>> Start Extracted material

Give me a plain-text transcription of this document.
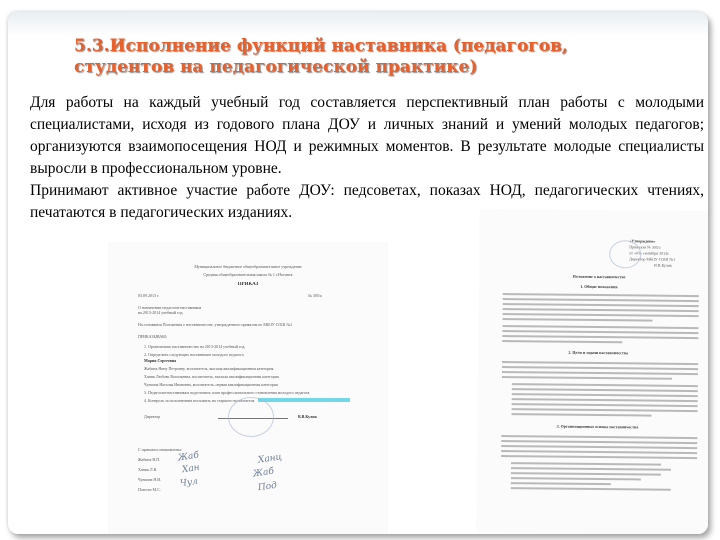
5.3.Исполнение функций наставника (педагогов, студентов на педагогической практике)

Для работы на каждый учебный год составляется перспективный план работы с молодыми специалистами, исходя из годового плана ДОУ и личных знаний и умений молодых педагогов; организуются взаимопосещения НОД и режимных моментов. В результате молодые специалисты выросли в профессиональном уровне.

Принимают активное участие работе ДОУ: педсоветах, показах НОД, педагогических чтениях, печатаются в педагогических изданиях.

Муниципальное бюджетное общеобразовательное учреждение
Средняя общеобразовательная школа № 1 г.Ногинск
ПРИКАЗ
03.09.2013 г.	№ 305/а
О назначении педагогов-наставников
на 2013-2014 учебный год
На основании Положения о наставничестве, утвержденного приказом по МБОУ СОШ №1
ПРИКАЗЫВАЮ:
1. Организовать наставничество на 2013-2014 учебный год.
2. Определить следующих наставников молодого педагога
Мария Сергеевна
Жабина Нину Петровну, воспитатель, высшая квалификационная категория
Ханик Любовь Васильевна, воспитатель, высшая квалификационная категория
Чулкина Наталья Ивановна, воспитатель, первая квалификационная категория
3. Педагогам-наставникам подготовить план профессионального становления молодого педагога.
4. Контроль за исполнением возложить на старшего воспитателя
Директор	В.В.Кулик
С приказом ознакомлены:
Жабина Н.П.
Ханик Л.В.
Чулкина Н.И.
Поюсти М.С.
Жаб
Хан
Чул
Ханц
Жаб
Под
«Утверждено»
Приказом № 305/а
от «03» сентября 2013г.
Директор МБОУ СОШ №1
В.В.Кулик
Положение о наставничестве
1. Общие положения
2. Цели и задачи наставничества
3. Организационные основы наставничества
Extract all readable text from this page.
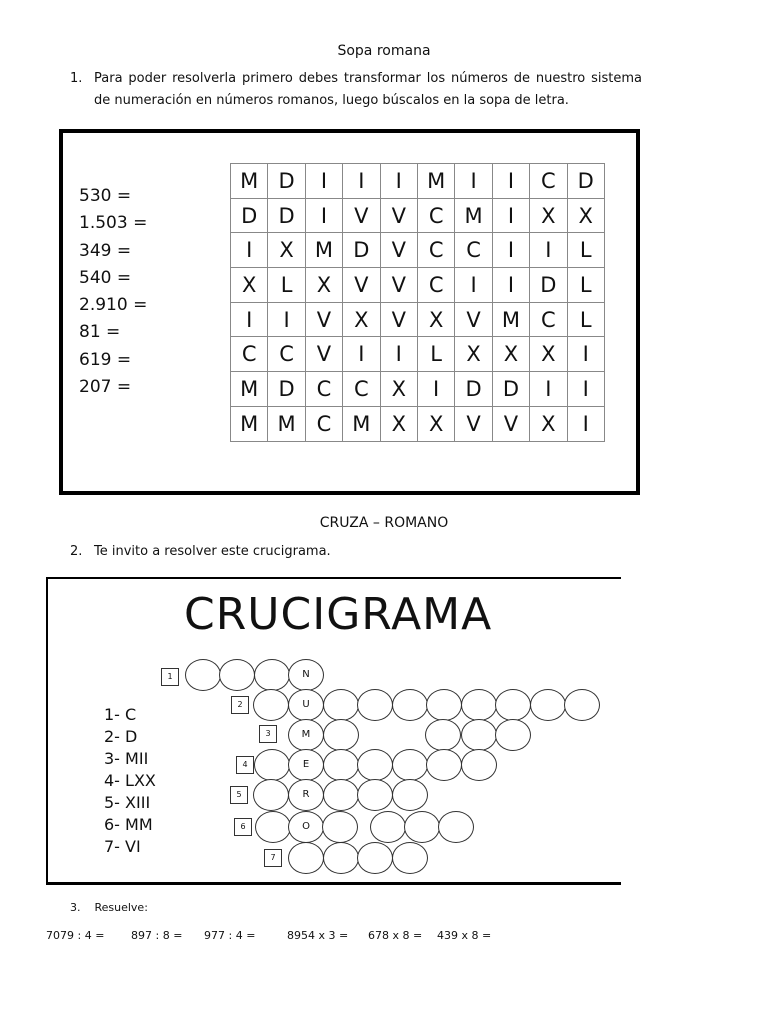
Sopa romana
1. Para poder resolverla primero debes transformar los números de nuestro sistema de numeración en números romanos, luego búscalos en la sopa de letra.
530 =
1.503 =
349 =
540 =
2.910 =
81 =
619 =
207 =
M	D	I	I	I	M	I	I	C	D
D	D	I	V	V	C	M	I	X	X
I	X	M	D	V	C	C	I	I	L
X	L	X	V	V	C	I	I	D	L
I	I	V	X	V	X	V	M	C	L
C	C	V	I	I	L	X	X	X	I
M	D	C	C	X	I	D	D	I	I
M	M	C	M	X	X	V	V	X	I
CRUZA – ROMANO
2. Te invito a resolver este crucigrama.
CRUCIGRAMA
1- C
2- D
3- MII
4- LXX
5- XIII
6- MM
7- VI
1	N
2	U
3	M
4	E
5	R
6	O
7
3.    Resuelve:
7079 : 4 = 897 : 8 = 977 : 4 =	8954 x 3 = 678 x 8 = 439 x 8 =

>> End Extracted material

Look through the data and gather every line with the string "Жабина" in it.

Жабина Нину Петровну, воспитатель, высшая квалификационная категория
Жабина Н.П.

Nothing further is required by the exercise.